= Exercise input =

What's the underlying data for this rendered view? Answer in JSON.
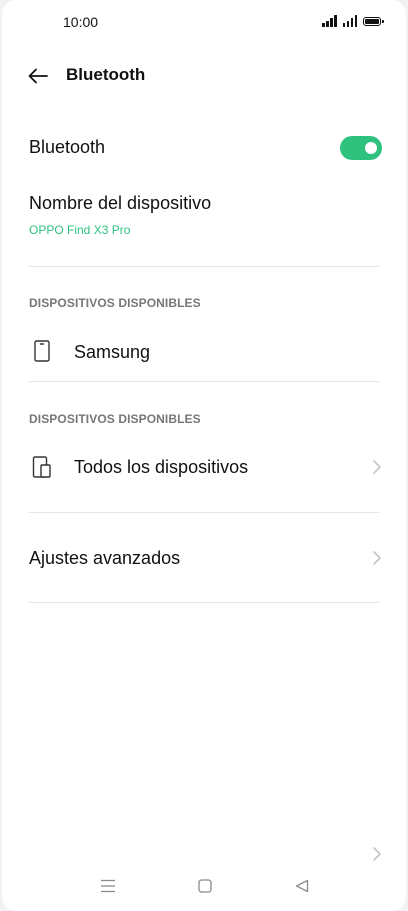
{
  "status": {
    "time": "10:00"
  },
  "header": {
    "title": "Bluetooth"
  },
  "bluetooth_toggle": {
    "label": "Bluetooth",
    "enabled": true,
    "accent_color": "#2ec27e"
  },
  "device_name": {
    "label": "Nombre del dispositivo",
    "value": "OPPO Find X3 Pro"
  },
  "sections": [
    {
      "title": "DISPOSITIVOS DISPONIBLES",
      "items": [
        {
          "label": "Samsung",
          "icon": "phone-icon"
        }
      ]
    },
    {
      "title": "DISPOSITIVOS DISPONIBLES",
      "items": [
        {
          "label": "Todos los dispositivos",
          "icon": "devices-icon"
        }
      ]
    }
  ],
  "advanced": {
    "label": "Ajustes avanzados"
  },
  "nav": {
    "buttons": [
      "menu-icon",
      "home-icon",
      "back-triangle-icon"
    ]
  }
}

= Problem to work on =
Find the word "icon" in the records and pull out each line that has it.

= Finished answer =
          "icon": "phone-icon"
          "icon": "devices-icon"
      "menu-icon",
      "home-icon",
      "back-triangle-icon"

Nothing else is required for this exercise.